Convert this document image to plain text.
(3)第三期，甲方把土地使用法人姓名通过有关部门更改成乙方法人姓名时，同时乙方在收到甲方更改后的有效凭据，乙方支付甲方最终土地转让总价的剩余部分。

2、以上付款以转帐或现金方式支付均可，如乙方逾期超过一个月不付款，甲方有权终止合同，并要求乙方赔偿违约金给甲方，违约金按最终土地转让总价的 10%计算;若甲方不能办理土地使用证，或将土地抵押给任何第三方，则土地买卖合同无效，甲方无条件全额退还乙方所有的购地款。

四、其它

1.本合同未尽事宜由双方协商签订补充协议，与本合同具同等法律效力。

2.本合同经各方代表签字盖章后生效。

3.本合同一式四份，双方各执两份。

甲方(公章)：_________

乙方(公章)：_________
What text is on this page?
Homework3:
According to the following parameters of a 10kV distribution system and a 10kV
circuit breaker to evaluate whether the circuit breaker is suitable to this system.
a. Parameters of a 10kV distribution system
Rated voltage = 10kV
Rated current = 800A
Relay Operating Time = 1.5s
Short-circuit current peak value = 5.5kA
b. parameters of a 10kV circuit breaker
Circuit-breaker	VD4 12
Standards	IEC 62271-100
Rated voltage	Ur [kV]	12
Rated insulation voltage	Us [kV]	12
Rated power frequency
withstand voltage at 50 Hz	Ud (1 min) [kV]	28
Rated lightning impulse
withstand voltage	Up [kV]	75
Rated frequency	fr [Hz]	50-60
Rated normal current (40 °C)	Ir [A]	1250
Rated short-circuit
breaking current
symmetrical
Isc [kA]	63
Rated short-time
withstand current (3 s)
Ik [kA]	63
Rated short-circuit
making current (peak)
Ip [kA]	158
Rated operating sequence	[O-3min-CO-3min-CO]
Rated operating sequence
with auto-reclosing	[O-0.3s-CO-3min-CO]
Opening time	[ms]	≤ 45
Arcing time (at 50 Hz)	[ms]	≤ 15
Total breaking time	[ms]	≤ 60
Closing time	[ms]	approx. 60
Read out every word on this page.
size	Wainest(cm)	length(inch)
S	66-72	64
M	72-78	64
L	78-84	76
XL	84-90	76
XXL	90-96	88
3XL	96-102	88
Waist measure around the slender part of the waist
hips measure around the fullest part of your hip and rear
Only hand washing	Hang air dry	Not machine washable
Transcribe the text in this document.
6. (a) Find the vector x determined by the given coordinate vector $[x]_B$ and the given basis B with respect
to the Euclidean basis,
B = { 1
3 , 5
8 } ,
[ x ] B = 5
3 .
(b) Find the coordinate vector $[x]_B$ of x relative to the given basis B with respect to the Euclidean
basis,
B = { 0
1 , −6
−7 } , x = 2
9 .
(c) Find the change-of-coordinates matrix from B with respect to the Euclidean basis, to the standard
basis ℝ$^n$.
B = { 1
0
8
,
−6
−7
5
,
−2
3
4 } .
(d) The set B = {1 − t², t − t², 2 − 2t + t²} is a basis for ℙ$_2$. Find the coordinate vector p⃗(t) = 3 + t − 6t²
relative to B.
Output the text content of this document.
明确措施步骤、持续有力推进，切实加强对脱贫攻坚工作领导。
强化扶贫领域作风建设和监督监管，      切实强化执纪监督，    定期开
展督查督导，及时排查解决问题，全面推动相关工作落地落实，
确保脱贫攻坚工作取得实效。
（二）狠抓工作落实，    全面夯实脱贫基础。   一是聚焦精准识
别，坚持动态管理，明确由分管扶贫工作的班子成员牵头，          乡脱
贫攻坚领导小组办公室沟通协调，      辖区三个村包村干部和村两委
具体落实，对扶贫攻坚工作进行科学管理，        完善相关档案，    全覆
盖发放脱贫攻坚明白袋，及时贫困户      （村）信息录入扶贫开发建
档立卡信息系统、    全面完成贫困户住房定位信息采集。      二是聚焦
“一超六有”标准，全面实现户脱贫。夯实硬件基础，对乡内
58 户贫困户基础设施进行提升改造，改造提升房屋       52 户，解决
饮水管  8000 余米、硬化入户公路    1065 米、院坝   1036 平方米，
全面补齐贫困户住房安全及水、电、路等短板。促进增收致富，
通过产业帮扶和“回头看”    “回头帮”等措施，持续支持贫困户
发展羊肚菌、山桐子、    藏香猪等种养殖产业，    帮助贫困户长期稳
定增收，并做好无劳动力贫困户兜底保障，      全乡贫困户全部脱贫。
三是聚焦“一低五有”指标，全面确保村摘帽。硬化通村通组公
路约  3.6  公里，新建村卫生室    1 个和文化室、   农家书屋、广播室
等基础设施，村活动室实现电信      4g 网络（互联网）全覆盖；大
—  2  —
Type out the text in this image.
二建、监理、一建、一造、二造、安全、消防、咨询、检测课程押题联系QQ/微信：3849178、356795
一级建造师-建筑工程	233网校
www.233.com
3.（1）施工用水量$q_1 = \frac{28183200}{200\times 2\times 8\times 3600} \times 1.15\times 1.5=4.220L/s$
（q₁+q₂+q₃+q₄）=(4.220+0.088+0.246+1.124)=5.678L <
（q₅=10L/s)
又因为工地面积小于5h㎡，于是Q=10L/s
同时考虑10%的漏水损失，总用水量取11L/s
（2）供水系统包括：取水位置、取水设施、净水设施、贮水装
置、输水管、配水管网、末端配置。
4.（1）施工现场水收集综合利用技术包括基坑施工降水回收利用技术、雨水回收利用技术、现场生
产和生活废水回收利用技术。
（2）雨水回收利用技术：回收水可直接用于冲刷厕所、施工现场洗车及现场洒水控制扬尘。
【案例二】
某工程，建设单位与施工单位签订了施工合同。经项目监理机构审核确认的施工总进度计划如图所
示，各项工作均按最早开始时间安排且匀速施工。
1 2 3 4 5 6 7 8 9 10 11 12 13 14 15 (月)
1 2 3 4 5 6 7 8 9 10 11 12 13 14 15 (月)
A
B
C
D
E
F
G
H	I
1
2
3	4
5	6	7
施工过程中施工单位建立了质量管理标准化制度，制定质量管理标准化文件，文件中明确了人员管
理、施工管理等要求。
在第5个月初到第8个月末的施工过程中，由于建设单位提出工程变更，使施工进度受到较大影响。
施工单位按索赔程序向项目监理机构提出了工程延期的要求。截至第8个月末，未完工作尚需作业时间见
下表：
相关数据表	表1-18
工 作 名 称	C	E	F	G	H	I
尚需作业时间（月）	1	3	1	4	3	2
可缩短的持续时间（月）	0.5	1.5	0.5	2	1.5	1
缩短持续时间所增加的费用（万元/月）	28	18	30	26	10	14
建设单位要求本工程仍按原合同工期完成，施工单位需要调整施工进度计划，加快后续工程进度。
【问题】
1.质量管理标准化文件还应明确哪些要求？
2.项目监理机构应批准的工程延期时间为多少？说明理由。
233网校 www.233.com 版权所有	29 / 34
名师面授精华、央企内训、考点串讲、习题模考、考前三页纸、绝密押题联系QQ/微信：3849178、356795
---+---
*Short task:* Write out the entries above word for word.

*Exercise response:*
Convert this document image to plain text.
(3)第三期，甲方把土地使用法人姓名通过有关部门更改成乙方法人姓名时，同时乙方在收到甲方更改后的有效凭据，乙方支付甲方最终土地转让总价的剩余部分。

2、以上付款以转帐或现金方式支付均可，如乙方逾期超过一个月不付款，甲方有权终止合同，并要求乙方赔偿违约金给甲方，违约金按最终土地转让总价的 10%计算;若甲方不能办理土地使用证，或将土地抵押给任何第三方，则土地买卖合同无效，甲方无条件全额退还乙方所有的购地款。

四、其它

1.本合同未尽事宜由双方协商签订补充协议，与本合同具同等法律效力。

2.本合同经各方代表签字盖章后生效。

3.本合同一式四份，双方各执两份。

甲方(公章)：_________

乙方(公章)：_________
What text is on this page?
Homework3:
According to the following parameters of a 10kV distribution system and a 10kV
circuit breaker to evaluate whether the circuit breaker is suitable to this system.
a. Parameters of a 10kV distribution system
Rated voltage = 10kV
Rated current = 800A
Relay Operating Time = 1.5s
Short-circuit current peak value = 5.5kA
b. parameters of a 10kV circuit breaker
Circuit-breaker	VD4 12
Standards	IEC 62271-100
Rated voltage	Ur [kV]	12
Rated insulation voltage	Us [kV]	12
Rated power frequency
withstand voltage at 50 Hz	Ud (1 min) [kV]	28
Rated lightning impulse
withstand voltage	Up [kV]	75
Rated frequency	fr [Hz]	50-60
Rated normal current (40 °C)	Ir [A]	1250
Rated short-circuit
breaking current
symmetrical
Isc [kA]	63
Rated short-time
withstand current (3 s)
Ik [kA]	63
Rated short-circuit
making current (peak)
Ip [kA]	158
Rated operating sequence	[O-3min-CO-3min-CO]
Rated operating sequence
with auto-reclosing	[O-0.3s-CO-3min-CO]
Opening time	[ms]	≤ 45
Arcing time (at 50 Hz)	[ms]	≤ 15
Total breaking time	[ms]	≤ 60
Closing time	[ms]	approx. 60
Read out every word on this page.
size	Wainest(cm)	length(inch)
S	66-72	64
M	72-78	64
L	78-84	76
XL	84-90	76
XXL	90-96	88
3XL	96-102	88
Waist measure around the slender part of the waist
hips measure around the fullest part of your hip and rear
Only hand washing	Hang air dry	Not machine washable
Transcribe the text in this document.
6. (a) Find the vector x determined by the given coordinate vector $[x]_B$ and the given basis B with respect
to the Euclidean basis,
B = { 1
3 , 5
8 } ,
[ x ] B = 5
3 .
(b) Find the coordinate vector $[x]_B$ of x relative to the given basis B with respect to the Euclidean
basis,
B = { 0
1 , −6
−7 } , x = 2
9 .
(c) Find the change-of-coordinates matrix from B with respect to the Euclidean basis, to the standard
basis ℝ$^n$.
B = { 1
0
8
,
−6
−7
5
,
−2
3
4 } .
(d) The set B = {1 − t², t − t², 2 − 2t + t²} is a basis for ℙ$_2$. Find the coordinate vector p⃗(t) = 3 + t − 6t²
relative to B.
Output the text content of this document.
明确措施步骤、持续有力推进，切实加强对脱贫攻坚工作领导。
强化扶贫领域作风建设和监督监管，      切实强化执纪监督，    定期开
展督查督导，及时排查解决问题，全面推动相关工作落地落实，
确保脱贫攻坚工作取得实效。
（二）狠抓工作落实，    全面夯实脱贫基础。   一是聚焦精准识
别，坚持动态管理，明确由分管扶贫工作的班子成员牵头，          乡脱
贫攻坚领导小组办公室沟通协调，      辖区三个村包村干部和村两委
具体落实，对扶贫攻坚工作进行科学管理，        完善相关档案，    全覆
盖发放脱贫攻坚明白袋，及时贫困户      （村）信息录入扶贫开发建
档立卡信息系统、    全面完成贫困户住房定位信息采集。      二是聚焦
“一超六有”标准，全面实现户脱贫。夯实硬件基础，对乡内
58 户贫困户基础设施进行提升改造，改造提升房屋       52 户，解决
饮水管  8000 余米、硬化入户公路    1065 米、院坝   1036 平方米，
全面补齐贫困户住房安全及水、电、路等短板。促进增收致富，
通过产业帮扶和“回头看”    “回头帮”等措施，持续支持贫困户
发展羊肚菌、山桐子、    藏香猪等种养殖产业，    帮助贫困户长期稳
定增收，并做好无劳动力贫困户兜底保障，      全乡贫困户全部脱贫。
三是聚焦“一低五有”指标，全面确保村摘帽。硬化通村通组公
路约  3.6  公里，新建村卫生室    1 个和文化室、   农家书屋、广播室
等基础设施，村活动室实现电信      4g 网络（互联网）全覆盖；大
—  2  —
Type out the text in this image.
二建、监理、一建、一造、二造、安全、消防、咨询、检测课程押题联系QQ/微信：3849178、356795
一级建造师-建筑工程	233网校
www.233.com
3.（1）施工用水量$q_1 = \frac{28183200}{200\times 2\times 8\times 3600} \times 1.15\times 1.5=4.220L/s$
（q₁+q₂+q₃+q₄）=(4.220+0.088+0.246+1.124)=5.678L <
（q₅=10L/s)
又因为工地面积小于5h㎡，于是Q=10L/s
同时考虑10%的漏水损失，总用水量取11L/s
（2）供水系统包括：取水位置、取水设施、净水设施、贮水装
置、输水管、配水管网、末端配置。
4.（1）施工现场水收集综合利用技术包括基坑施工降水回收利用技术、雨水回收利用技术、现场生
产和生活废水回收利用技术。
（2）雨水回收利用技术：回收水可直接用于冲刷厕所、施工现场洗车及现场洒水控制扬尘。
【案例二】
某工程，建设单位与施工单位签订了施工合同。经项目监理机构审核确认的施工总进度计划如图所
示，各项工作均按最早开始时间安排且匀速施工。
1 2 3 4 5 6 7 8 9 10 11 12 13 14 15 (月)
1 2 3 4 5 6 7 8 9 10 11 12 13 14 15 (月)
A
B
C
D
E
F
G
H	I
1
2
3	4
5	6	7
施工过程中施工单位建立了质量管理标准化制度，制定质量管理标准化文件，文件中明确了人员管
理、施工管理等要求。
在第5个月初到第8个月末的施工过程中，由于建设单位提出工程变更，使施工进度受到较大影响。
施工单位按索赔程序向项目监理机构提出了工程延期的要求。截至第8个月末，未完工作尚需作业时间见
下表：
相关数据表	表1-18
工 作 名 称	C	E	F	G	H	I
尚需作业时间（月）	1	3	1	4	3	2
可缩短的持续时间（月）	0.5	1.5	0.5	2	1.5	1
缩短持续时间所增加的费用（万元/月）	28	18	30	26	10	14
建设单位要求本工程仍按原合同工期完成，施工单位需要调整施工进度计划，加快后续工程进度。
【问题】
1.质量管理标准化文件还应明确哪些要求？
2.项目监理机构应批准的工程延期时间为多少？说明理由。
233网校 www.233.com 版权所有	29 / 34
名师面授精华、央企内训、考点串讲、习题模考、考前三页纸、绝密押题联系QQ/微信：3849178、356795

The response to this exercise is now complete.